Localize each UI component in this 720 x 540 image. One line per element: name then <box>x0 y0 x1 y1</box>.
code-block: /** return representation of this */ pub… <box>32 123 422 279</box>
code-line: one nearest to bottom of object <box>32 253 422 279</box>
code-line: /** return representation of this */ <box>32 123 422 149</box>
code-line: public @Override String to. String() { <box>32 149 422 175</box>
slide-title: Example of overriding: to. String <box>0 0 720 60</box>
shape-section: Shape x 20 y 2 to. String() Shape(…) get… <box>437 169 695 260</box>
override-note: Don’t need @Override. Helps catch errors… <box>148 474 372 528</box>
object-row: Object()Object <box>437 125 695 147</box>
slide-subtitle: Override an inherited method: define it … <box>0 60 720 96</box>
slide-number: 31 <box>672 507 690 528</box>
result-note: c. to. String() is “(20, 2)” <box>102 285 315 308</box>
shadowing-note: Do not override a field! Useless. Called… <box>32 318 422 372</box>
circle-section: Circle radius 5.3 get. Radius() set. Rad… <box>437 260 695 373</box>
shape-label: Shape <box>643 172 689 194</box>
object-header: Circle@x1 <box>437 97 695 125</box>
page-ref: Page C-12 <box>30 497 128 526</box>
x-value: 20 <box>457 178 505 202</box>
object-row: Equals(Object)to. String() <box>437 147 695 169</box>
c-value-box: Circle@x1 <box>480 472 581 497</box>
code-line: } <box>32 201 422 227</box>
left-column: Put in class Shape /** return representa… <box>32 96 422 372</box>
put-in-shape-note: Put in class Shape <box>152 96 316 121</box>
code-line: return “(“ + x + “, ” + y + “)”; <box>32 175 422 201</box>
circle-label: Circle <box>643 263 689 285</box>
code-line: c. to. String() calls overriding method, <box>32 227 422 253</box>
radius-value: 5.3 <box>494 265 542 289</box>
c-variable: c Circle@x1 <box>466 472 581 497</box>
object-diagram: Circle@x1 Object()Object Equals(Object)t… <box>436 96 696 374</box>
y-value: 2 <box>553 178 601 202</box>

*Written exercise*:
Format the lines above, from the first one up to and including the line containing "code-line: public @Override", as a Markdown table with the columns Row and Line. Number each row and leave out any blank lines.

*Reply to the exercise*:
| Row | Line |
|---|---|
| 1 | Localize each UI component in this 720 x 540 image. One line per element: name then <box>x0 y0 x1 y1</box>. |
| 2 | code-block: /** return representation of this */ pub… <box>32 123 422 279</box> |
| 3 | code-line: one nearest to bottom of object <box>32 253 422 279</box> |
| 4 | code-line: /** return representation of this */ <box>32 123 422 149</box> |
| 5 | code-line: public @Override String to. String() { <box>32 149 422 175</box> |